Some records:
==========
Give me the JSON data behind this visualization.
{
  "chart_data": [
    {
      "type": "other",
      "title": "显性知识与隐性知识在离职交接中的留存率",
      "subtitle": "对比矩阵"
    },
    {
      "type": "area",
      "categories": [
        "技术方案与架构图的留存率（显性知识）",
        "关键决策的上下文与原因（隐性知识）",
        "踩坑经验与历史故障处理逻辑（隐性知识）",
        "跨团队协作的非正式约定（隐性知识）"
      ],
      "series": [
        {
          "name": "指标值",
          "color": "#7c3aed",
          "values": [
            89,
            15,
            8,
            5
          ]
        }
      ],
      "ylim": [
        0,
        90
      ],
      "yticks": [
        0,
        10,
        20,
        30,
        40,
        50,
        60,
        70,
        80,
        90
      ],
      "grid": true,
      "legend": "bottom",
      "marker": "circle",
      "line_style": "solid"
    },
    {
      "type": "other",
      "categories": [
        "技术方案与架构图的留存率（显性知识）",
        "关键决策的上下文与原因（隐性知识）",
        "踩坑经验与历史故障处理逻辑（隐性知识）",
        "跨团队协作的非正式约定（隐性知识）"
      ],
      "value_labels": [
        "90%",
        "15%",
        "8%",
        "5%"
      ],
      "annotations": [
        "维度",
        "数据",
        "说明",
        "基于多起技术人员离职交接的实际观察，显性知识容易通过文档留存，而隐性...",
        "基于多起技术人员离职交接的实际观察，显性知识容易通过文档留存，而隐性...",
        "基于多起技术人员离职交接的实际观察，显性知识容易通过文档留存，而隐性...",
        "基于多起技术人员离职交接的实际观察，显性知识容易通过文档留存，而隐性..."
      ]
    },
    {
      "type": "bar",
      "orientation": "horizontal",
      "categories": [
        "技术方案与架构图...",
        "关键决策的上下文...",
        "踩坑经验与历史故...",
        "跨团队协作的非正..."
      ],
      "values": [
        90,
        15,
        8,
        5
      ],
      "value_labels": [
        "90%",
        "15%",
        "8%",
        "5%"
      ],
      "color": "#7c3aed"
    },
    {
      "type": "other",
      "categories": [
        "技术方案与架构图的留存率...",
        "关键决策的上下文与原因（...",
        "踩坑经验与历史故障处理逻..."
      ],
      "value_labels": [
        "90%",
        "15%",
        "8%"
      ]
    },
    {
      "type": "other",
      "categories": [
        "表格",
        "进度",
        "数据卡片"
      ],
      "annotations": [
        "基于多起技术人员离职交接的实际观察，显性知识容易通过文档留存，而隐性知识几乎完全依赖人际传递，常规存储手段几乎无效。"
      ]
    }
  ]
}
==========
• Written task
Give every line of the material again, exactly as it reads.

• The result
Give me the JSON data behind this visualization.
{
  "chart_data": [
    {
      "type": "other",
      "title": "显性知识与隐性知识在离职交接中的留存率",
      "subtitle": "对比矩阵"
    },
    {
      "type": "area",
      "categories": [
        "技术方案与架构图的留存率（显性知识）",
        "关键决策的上下文与原因（隐性知识）",
        "踩坑经验与历史故障处理逻辑（隐性知识）",
        "跨团队协作的非正式约定（隐性知识）"
      ],
      "series": [
        {
          "name": "指标值",
          "color": "#7c3aed",
          "values": [
            89,
            15,
            8,
            5
          ]
        }
      ],
      "ylim": [
        0,
        90
      ],
      "yticks": [
        0,
        10,
        20,
        30,
        40,
        50,
        60,
        70,
        80,
        90
      ],
      "grid": true,
      "legend": "bottom",
      "marker": "circle",
      "line_style": "solid"
    },
    {
      "type": "other",
      "categories": [
        "技术方案与架构图的留存率（显性知识）",
        "关键决策的上下文与原因（隐性知识）",
        "踩坑经验与历史故障处理逻辑（隐性知识）",
        "跨团队协作的非正式约定（隐性知识）"
      ],
      "value_labels": [
        "90%",
        "15%",
        "8%",
        "5%"
      ],
      "annotations": [
        "维度",
        "数据",
        "说明",
        "基于多起技术人员离职交接的实际观察，显性知识容易通过文档留存，而隐性...",
        "基于多起技术人员离职交接的实际观察，显性知识容易通过文档留存，而隐性...",
        "基于多起技术人员离职交接的实际观察，显性知识容易通过文档留存，而隐性...",
        "基于多起技术人员离职交接的实际观察，显性知识容易通过文档留存，而隐性..."
      ]
    },
    {
      "type": "bar",
      "orientation": "horizontal",
      "categories": [
        "技术方案与架构图...",
        "关键决策的上下文...",
        "踩坑经验与历史故...",
        "跨团队协作的非正..."
      ],
      "values": [
        90,
        15,
        8,
        5
      ],
      "value_labels": [
        "90%",
        "15%",
        "8%",
        "5%"
      ],
      "color": "#7c3aed"
    },
    {
      "type": "other",
      "categories": [
        "技术方案与架构图的留存率...",
        "关键决策的上下文与原因（...",
        "踩坑经验与历史故障处理逻..."
      ],
      "value_labels": [
        "90%",
        "15%",
        "8%"
      ]
    },
    {
      "type": "other",
      "categories": [
        "表格",
        "进度",
        "数据卡片"
      ],
      "annotations": [
        "基于多起技术人员离职交接的实际观察，显性知识容易通过文档留存，而隐性知识几乎完全依赖人际传递，常规存储手段几乎无效。"
      ]
    }
  ]
}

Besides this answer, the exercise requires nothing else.